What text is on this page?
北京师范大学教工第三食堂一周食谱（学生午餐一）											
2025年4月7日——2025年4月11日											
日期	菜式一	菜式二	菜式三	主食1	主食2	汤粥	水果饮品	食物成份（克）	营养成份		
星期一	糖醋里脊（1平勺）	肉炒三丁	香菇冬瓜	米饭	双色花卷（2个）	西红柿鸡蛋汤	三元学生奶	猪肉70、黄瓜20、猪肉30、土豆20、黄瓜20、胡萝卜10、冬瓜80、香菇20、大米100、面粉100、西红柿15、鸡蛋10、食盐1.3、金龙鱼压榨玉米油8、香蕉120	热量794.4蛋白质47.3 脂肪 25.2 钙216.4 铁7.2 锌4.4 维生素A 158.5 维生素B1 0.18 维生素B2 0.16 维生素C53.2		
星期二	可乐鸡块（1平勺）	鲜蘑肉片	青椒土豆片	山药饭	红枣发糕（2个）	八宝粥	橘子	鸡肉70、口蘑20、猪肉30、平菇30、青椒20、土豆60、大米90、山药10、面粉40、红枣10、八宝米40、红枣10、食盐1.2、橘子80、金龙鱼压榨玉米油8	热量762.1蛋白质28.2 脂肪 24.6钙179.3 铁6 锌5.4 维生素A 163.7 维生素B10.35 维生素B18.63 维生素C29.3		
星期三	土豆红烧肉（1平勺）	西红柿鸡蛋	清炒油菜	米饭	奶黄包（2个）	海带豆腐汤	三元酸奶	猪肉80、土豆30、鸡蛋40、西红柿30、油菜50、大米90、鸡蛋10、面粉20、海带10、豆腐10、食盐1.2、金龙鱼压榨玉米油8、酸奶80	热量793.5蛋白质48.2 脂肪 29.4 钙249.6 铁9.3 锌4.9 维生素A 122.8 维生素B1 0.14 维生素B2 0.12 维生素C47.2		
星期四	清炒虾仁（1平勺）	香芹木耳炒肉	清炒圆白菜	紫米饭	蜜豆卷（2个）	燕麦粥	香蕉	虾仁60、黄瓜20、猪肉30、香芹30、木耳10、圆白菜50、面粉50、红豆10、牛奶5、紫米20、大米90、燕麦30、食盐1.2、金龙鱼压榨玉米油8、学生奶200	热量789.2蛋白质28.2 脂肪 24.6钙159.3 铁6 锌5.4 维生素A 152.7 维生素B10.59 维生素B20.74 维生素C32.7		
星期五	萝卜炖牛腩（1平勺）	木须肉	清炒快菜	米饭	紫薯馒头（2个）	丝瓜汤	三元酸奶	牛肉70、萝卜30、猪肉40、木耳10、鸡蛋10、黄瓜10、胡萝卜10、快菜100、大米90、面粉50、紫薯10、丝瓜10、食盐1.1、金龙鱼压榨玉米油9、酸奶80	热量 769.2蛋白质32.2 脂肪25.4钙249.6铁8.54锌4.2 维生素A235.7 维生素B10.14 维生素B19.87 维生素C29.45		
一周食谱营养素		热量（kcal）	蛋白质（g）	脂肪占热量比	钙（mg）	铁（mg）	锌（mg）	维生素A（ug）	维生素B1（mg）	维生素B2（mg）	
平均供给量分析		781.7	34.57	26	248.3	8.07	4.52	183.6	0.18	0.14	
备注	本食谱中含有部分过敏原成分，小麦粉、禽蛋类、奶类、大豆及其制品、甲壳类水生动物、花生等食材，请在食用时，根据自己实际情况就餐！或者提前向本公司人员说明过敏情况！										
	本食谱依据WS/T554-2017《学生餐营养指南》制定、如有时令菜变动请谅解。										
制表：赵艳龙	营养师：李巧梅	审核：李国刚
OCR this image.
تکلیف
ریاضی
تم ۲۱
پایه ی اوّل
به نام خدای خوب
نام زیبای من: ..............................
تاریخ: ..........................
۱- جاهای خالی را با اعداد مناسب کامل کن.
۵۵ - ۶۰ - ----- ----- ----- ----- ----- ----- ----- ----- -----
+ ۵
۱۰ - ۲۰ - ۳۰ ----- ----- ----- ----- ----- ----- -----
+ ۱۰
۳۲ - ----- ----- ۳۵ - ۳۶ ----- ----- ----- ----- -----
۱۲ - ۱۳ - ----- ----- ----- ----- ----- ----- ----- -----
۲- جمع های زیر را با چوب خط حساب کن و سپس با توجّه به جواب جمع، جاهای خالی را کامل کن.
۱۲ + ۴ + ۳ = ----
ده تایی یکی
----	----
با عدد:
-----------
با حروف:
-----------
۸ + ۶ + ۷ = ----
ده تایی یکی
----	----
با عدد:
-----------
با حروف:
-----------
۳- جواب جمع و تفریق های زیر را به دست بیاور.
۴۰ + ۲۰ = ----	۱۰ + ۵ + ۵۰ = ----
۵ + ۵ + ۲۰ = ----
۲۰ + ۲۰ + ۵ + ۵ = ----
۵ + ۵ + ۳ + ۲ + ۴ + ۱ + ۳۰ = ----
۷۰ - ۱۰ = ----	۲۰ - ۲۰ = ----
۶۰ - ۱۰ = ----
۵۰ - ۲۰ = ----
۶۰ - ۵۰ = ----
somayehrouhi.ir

==

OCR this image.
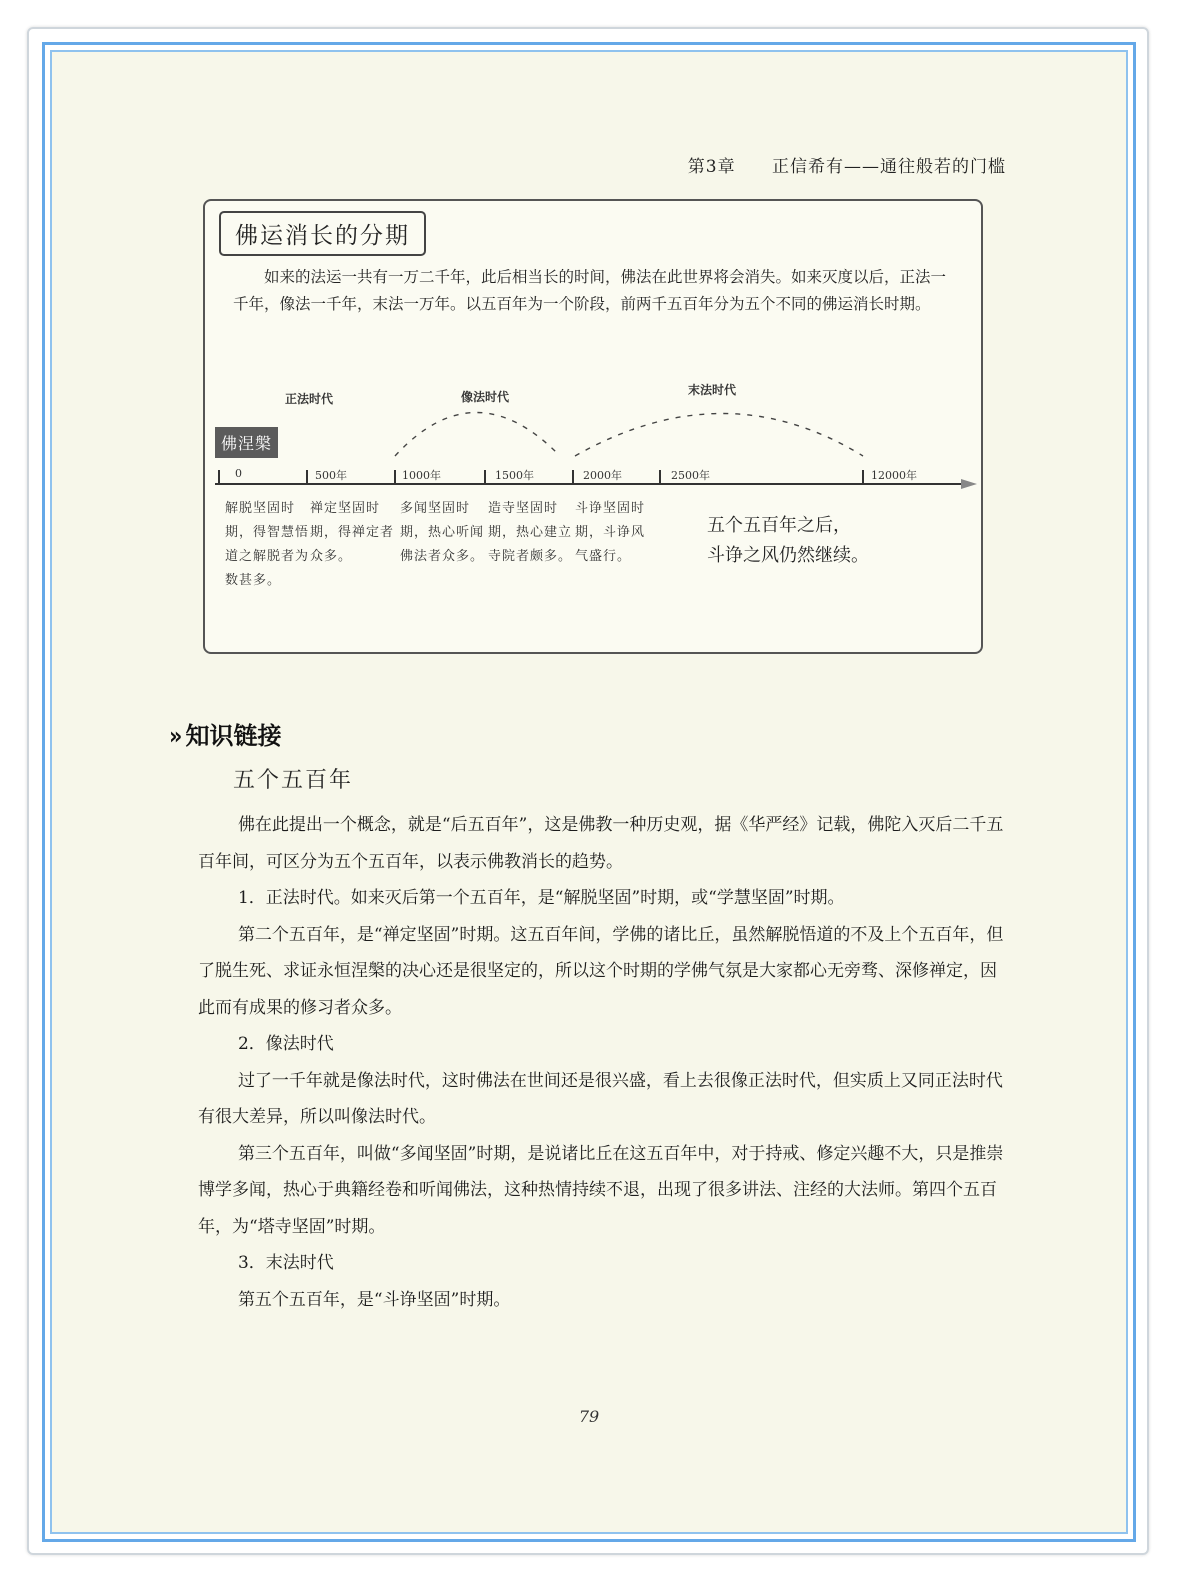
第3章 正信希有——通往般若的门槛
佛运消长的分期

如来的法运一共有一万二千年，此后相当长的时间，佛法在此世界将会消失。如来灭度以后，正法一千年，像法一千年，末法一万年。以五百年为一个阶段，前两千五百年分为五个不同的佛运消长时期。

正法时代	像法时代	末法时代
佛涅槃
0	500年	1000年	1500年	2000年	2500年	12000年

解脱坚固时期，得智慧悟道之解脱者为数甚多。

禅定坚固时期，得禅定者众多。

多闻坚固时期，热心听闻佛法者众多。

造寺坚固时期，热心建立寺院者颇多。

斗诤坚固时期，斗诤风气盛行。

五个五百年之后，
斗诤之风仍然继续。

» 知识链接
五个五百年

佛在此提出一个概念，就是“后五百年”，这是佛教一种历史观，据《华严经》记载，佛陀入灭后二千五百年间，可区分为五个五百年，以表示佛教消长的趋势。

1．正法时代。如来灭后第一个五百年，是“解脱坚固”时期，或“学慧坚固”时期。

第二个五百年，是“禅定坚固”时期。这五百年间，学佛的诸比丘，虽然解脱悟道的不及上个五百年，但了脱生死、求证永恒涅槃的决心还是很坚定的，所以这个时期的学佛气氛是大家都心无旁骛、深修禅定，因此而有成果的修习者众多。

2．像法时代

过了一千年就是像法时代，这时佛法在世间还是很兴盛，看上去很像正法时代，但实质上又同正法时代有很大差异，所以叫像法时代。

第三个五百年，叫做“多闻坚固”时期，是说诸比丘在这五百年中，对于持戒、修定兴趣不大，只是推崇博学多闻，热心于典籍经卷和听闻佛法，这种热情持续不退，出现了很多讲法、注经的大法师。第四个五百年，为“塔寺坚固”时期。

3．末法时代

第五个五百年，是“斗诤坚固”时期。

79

:: Aim of the exercise ::
Select every line in the records above that contains the word "三元酸奶".

:: Exercise solution ::
星期三	土豆红烧肉（1平勺）	西红柿鸡蛋	清炒油菜	米饭	奶黄包（2个）	海带豆腐汤	三元酸奶	猪肉80、土豆30、鸡蛋40、西红柿30、油菜50、大米90、鸡蛋10、面粉20、海带10、豆腐10、食盐1.2、金龙鱼压榨玉米油8、酸奶80	热量793.5蛋白质48.2 脂肪 29.4 钙249.6 铁9.3 锌4.9 维生素A 122.8 维生素B1 0.14 维生素B2 0.12 维生素C47.2		
星期五	萝卜炖牛腩（1平勺）	木须肉	清炒快菜	米饭	紫薯馒头（2个）	丝瓜汤	三元酸奶	牛肉70、萝卜30、猪肉40、木耳10、鸡蛋10、黄瓜10、胡萝卜10、快菜100、大米90、面粉50、紫薯10、丝瓜10、食盐1.1、金龙鱼压榨玉米油9、酸奶80	热量 769.2蛋白质32.2 脂肪25.4钙249.6铁8.54锌4.2 维生素A235.7 维生素B10.14 维生素B19.87 维生素C29.45		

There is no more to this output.